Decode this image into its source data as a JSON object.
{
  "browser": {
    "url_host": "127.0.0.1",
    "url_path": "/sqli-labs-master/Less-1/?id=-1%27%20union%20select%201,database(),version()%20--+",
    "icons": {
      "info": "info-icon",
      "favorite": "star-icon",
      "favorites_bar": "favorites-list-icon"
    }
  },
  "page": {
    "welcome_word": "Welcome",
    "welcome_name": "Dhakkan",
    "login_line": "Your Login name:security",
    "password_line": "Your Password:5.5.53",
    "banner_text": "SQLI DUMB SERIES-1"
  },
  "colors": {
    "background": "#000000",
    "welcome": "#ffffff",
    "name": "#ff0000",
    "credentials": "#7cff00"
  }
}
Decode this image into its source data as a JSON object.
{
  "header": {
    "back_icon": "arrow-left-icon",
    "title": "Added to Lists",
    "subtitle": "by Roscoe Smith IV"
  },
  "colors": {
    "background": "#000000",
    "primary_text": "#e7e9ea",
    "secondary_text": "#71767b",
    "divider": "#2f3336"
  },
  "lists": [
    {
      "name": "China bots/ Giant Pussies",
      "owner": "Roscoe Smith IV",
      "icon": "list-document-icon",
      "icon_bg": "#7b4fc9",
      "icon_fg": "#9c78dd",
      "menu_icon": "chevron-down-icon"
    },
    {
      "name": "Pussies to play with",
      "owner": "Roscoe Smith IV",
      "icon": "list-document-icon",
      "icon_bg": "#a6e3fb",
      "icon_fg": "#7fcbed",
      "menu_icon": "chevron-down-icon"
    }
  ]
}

□ □ □ □

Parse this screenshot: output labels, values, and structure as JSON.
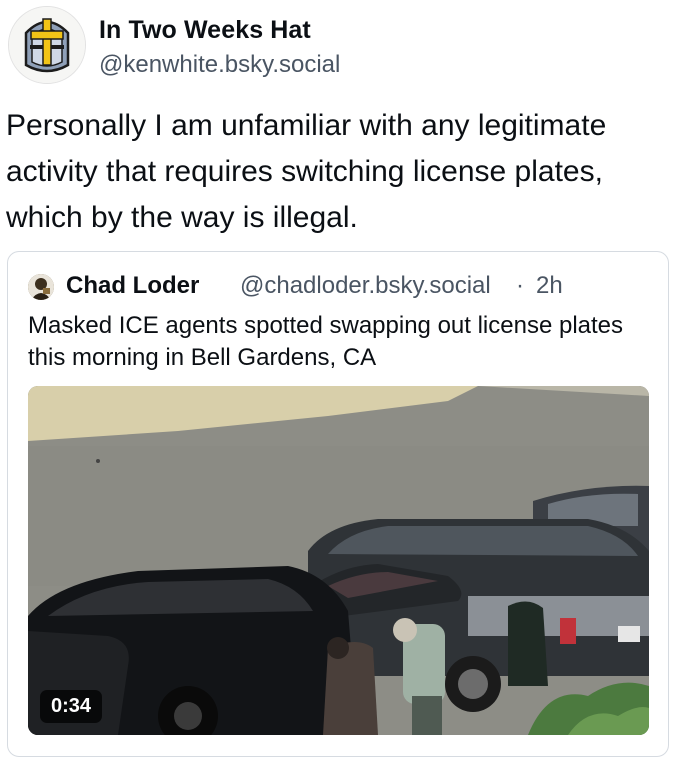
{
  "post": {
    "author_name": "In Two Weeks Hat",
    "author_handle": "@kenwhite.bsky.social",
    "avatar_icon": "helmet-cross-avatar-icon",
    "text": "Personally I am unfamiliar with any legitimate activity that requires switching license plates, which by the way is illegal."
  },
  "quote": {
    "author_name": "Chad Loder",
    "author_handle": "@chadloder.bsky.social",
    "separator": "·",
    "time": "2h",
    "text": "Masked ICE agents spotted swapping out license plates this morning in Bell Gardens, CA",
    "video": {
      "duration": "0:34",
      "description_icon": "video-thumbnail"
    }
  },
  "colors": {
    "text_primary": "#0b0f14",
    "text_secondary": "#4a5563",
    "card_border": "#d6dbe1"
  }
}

□ □ □ □

Your instructions: The answer is a single number, the count of lines in the records that contain the string "with".

Finished exercise: 2